WRITTEN PROBLEM 1:
Turn the records, from their start through the line containing "terman-quote-paragraph [256,191,1498,555]", into a numbered list, leaving out any blank lines.

QUOTED PASSAGE:
Thank you for your work,can you give your pretrained model for training?I can not train and get an error.
Closed this issue · 21 comments
Hi, thanks for your interest. We did not save the optim information to model_coco.pth, because it would have made the file more larger.
If you have replaced the storage address and other information of the coco dataset with your own dataset's, you can choose to train from scratch or load the trained weights from the coco dataset and fine-tune the model on your dataset.
- Train the model from scratch.
python train_net.py coco --bs ${batch_size}
- Load the model_coco.pth and fine-tune on your dataset.
python train_net.py coco --bs ${batch_size} --checkpoint ${path_to_checkpoint} --type finetune
If the categories of your dataset is different from coco dataset, you should change line 40 of train_net.py frombegin_epoch = load_network(network, model_dir=args.checkpoint)
tobegin_epoch = load_network(network, model_dir=args.checkpoint, strict=False)
.
If you encounter any other problems in the future, please feel free to continue asking questions. @cuiwenting87
I don't know what caused this. Can you provide some details of the error? It would be nice to have some screenshots like the one above.
When you load the trained weights from the model_coco.pth, what's going wrong,can you give some error reporting information (If --type finetune
is added then it shouldn't report an error) ? And can you provide me with some training logs to help me analyze the AP is 0 when training from scratch.
I can't see anything below “Those are the error when I load the trained weights from the model_coco.pth.”. @cuiwenting87
You can visit https://github.com/zhang-tao-whu/e2ec/issues/3
and upload some screenshots.
The ct_loss is not working properly, but the other losses look fine. E2EC's ct_loss is calculated in exactly the same way as centernet. I have some suggestions for you to try:
- Increase batch size, preferably over 8.
- Check your config file. For COCO dataset, images are resized as (512, 512) for training and with original size for testing. If the size of your images differs significantly from (512, 512), please change the
${scale}
and${input_h, input_w}
. Also make sure that your dataset categories are consistent with the${ct_hm}
. - Don't join dml at the start, please keep ${start_epoch} at 10.

WRITTEN PROBLEM 2:
Continue the issue thread on training the E2EC model from the point where it ends.

RECORD SET:
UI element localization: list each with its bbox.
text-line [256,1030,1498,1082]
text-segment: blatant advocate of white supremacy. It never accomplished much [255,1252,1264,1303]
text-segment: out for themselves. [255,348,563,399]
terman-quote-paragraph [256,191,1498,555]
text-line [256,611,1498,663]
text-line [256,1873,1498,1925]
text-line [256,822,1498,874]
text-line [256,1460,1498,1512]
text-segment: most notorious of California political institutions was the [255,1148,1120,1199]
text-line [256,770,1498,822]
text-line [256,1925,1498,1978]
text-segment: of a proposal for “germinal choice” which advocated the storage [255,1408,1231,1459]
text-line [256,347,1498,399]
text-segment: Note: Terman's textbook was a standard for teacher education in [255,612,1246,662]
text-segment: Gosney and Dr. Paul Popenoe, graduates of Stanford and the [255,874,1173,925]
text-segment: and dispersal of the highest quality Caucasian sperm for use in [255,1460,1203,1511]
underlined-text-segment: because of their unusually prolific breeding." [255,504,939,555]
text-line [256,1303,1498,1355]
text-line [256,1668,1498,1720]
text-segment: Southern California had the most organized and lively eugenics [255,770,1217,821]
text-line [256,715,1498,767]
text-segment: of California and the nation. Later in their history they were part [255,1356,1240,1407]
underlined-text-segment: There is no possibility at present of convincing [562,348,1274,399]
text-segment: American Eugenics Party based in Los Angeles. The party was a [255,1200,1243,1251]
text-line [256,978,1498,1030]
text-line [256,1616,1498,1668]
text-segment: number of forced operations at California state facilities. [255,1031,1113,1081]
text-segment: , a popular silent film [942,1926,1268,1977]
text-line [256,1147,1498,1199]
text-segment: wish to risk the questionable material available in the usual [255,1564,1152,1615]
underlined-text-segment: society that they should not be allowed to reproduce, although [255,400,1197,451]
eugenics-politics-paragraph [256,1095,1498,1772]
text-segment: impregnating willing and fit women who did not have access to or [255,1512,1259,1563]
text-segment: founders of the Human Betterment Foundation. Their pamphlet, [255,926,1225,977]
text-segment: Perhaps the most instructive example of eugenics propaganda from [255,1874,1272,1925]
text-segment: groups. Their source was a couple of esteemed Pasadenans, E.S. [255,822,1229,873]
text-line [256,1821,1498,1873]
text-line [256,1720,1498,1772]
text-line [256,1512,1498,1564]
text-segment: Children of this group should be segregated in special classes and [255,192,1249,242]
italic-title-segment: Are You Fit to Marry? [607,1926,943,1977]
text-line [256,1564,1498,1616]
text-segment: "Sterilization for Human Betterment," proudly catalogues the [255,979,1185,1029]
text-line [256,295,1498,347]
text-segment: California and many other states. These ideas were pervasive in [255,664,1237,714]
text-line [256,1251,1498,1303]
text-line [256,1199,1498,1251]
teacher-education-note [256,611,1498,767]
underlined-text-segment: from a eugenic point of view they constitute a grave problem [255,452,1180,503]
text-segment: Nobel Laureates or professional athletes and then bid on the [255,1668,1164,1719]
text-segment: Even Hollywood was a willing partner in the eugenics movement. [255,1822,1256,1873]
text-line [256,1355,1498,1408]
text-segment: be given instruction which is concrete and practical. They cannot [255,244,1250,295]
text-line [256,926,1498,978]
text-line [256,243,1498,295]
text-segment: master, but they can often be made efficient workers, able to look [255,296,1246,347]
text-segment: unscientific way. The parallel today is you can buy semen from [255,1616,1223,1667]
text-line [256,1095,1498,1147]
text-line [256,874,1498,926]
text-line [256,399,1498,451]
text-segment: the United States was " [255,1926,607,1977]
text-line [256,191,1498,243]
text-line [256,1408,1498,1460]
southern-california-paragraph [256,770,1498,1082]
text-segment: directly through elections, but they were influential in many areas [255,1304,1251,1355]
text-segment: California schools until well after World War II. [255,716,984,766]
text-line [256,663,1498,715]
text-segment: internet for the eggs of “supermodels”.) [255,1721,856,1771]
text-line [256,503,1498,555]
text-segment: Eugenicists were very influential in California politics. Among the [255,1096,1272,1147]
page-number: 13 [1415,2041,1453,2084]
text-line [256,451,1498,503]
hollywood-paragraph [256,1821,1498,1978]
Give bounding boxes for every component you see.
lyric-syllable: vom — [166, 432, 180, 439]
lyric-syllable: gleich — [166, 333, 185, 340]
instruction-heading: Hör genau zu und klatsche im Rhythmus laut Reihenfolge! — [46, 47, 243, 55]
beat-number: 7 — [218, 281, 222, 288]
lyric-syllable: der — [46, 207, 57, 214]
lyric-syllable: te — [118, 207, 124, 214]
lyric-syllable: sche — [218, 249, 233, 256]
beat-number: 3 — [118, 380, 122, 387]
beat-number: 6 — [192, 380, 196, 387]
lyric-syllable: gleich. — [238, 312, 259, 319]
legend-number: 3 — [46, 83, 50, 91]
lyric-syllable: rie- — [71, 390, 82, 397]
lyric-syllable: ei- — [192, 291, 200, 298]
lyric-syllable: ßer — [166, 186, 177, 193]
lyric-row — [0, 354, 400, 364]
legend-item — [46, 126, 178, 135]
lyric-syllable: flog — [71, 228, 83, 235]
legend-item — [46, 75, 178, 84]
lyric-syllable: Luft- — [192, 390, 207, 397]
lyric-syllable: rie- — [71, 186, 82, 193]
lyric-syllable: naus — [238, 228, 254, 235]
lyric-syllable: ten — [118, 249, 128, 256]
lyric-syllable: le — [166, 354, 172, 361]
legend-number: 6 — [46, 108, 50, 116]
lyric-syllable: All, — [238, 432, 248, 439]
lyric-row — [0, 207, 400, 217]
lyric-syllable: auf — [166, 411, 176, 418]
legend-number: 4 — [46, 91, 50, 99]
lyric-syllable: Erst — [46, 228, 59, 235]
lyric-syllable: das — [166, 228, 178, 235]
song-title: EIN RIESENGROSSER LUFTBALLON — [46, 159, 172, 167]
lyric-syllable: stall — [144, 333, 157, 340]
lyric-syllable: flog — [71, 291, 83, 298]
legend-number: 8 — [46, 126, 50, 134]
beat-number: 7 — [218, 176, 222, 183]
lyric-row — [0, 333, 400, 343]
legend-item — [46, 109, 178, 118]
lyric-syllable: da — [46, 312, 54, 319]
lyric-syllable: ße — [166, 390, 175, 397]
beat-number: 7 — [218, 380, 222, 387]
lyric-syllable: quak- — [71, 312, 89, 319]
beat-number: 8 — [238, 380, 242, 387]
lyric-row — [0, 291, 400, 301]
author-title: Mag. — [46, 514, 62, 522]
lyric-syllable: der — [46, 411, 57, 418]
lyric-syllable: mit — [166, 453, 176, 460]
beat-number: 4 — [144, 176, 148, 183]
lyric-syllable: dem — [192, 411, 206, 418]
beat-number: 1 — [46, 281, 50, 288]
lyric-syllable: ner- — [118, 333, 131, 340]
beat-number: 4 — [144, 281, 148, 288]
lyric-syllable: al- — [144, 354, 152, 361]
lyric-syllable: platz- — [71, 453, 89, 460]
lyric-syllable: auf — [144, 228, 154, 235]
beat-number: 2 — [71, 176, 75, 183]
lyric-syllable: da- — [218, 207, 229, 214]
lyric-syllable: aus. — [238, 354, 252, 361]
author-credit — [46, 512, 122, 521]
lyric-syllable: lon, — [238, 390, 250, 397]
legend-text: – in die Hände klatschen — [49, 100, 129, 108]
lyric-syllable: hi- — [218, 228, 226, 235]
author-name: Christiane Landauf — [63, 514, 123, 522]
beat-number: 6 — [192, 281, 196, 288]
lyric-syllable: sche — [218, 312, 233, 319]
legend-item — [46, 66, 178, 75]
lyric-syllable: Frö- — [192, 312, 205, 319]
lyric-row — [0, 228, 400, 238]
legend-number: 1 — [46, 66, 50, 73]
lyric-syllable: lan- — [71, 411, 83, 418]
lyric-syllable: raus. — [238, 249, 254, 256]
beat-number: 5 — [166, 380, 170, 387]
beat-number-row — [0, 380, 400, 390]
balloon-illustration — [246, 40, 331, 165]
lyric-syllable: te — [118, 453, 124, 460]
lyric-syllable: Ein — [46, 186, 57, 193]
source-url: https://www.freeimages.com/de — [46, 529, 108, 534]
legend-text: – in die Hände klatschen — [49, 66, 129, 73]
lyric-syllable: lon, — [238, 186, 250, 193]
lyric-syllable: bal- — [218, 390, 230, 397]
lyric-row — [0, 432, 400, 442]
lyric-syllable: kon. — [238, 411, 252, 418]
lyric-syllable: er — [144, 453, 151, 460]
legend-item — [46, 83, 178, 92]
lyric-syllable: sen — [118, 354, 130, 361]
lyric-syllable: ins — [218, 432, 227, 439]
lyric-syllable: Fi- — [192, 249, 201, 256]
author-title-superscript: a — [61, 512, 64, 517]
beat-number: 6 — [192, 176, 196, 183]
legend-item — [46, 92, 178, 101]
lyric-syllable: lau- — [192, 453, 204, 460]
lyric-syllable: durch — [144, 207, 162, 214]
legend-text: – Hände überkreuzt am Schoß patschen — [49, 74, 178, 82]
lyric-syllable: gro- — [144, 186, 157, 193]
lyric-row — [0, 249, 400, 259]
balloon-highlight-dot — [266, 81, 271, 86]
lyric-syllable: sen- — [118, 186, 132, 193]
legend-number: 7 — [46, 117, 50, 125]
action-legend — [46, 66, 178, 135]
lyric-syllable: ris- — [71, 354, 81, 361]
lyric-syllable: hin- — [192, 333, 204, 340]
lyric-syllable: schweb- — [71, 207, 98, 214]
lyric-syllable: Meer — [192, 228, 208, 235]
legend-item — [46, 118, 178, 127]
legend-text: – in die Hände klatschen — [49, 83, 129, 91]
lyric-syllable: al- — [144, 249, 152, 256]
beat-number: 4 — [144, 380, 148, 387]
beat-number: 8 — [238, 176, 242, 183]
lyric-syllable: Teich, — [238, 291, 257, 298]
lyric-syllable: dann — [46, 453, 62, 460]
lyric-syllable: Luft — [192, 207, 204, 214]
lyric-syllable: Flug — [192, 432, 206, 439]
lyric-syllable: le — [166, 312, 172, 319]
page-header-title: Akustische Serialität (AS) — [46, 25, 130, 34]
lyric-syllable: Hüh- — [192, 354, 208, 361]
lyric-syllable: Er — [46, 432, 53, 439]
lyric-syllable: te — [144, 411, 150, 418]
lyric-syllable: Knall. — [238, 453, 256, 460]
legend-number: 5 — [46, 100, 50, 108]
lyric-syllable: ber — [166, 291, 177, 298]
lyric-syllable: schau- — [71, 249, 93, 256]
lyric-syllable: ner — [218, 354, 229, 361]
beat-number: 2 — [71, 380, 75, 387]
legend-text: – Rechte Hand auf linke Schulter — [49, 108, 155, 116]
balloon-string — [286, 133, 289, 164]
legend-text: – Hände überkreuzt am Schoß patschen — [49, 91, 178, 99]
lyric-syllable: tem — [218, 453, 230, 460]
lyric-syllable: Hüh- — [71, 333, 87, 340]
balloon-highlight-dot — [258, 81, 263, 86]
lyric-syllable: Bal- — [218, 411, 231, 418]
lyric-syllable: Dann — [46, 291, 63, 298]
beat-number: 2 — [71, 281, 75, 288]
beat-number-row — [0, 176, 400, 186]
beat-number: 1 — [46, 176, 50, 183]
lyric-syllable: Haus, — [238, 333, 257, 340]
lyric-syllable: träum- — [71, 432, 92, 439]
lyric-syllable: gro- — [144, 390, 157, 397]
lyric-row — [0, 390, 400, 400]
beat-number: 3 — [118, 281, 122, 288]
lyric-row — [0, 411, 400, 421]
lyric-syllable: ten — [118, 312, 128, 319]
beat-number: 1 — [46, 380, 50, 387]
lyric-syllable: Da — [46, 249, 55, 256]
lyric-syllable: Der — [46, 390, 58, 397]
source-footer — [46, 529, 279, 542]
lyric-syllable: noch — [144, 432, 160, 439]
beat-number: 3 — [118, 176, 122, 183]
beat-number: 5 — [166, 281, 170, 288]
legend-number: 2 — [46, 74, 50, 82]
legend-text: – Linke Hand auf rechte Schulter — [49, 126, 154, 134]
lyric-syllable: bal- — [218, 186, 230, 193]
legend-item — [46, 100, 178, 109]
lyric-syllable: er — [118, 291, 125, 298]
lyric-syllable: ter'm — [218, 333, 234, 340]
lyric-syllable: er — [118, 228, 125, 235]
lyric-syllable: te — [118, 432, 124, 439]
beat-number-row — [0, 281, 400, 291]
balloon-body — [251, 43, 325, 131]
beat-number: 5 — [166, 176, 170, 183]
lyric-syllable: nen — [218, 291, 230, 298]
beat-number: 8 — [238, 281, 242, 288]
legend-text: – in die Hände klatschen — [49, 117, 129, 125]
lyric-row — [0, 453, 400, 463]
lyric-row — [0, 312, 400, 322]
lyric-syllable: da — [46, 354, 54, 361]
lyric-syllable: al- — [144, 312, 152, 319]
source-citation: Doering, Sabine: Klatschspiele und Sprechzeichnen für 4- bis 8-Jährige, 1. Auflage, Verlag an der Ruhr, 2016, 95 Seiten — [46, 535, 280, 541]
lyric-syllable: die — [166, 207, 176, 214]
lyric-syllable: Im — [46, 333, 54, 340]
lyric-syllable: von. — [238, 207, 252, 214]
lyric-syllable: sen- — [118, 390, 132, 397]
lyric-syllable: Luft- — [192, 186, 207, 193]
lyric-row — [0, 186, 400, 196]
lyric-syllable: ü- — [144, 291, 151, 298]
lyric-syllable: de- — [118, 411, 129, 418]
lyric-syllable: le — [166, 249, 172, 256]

REPLY 1:
1. UI element localization: list each with its bbox.
2. text-line [256,1030,1498,1082]
3. text-segment: blatant advocate of white supremacy. It never accomplished much [255,1252,1264,1303]
4. text-segment: out for themselves. [255,348,563,399]
5. terman-quote-paragraph [256,191,1498,555]

REPLY 2:
- Continue to iterate to see if ct_loss can be reduced to below 10.
@cuiwenting87 Hi, I might know what went wrong. You may have used matrix coordinates instead of image coordinates when creating your dataset. The x of a matrix coordinate is y in image coordinates. You can use pycocotools.showAnns()
to check the annotations. It would also be helpful if you could show me an image of your dataset and the corresponding annotations to help me analyse the problem better.
My email is zhang_tao@whu.edu.cn
. You can upload the data to BaiDuYun and send me the link. Or you can send your contact details to my email and transfer the data online.
Incorrect training resolution and test resolution settings caused this problem, which has now been fixed.
Hello, I meet the same problem. AP is always zero when I train it on my dataset.
python train_net.py coco_finetune --bs 12 --type finetune --checkpoint data/model/model_coco.pth
This is my config/_finetune.py
:
from .base import commen, data, model, train, test
import numpy as np
data.mean = np.array([0.44726229, 0.43802511, 0.27905645],
dtype=np.float32).reshape(1, 1, 3)
std = np.array([0.22784984, 0.21254292, 0.16168552],
dtype=np.float32).reshape(1, 1, 3)
scale = np.array([640, 480])
input_w, input_h = (640, 480)
model.heads['ct_hm'] = 1
train.optimizer = {'name': 'sgd', 'lr': 1e-4, 'weight_decay': 1e-4,
'milestones': [150, ], 'gamma': 0.1}
train.batch_size = 12
train.epoch = 160
train.dataset = 'coco_train'
test.dataset = 'coco_val'
class config(object):
commen = commen
data = data
model = model
train = train
test = test
Perhaps you should use the following command:
python train_net.py _finetune --bs 12 --type finetune --checkpoint data/model/model_coco.pth
Perhaps you should use the following command:
python train_net.py _finetune --bs 12 --type finetune --checkpoint data/model/model_coco.pth
Sorry, it was my negligence. My config file's name is coco_finetune.py
indeed.
Is it possible that the AP is 0 due to too few epoch?
No, there must be a mistake somewhere. The reason for the AP being 0 is that the detection branch does not detect any instances. I don't know what caused the above phenomenon. If you can, it would be good to give me some information about your dataset, such as image resolution, etc., and it would be good if you could show a demo.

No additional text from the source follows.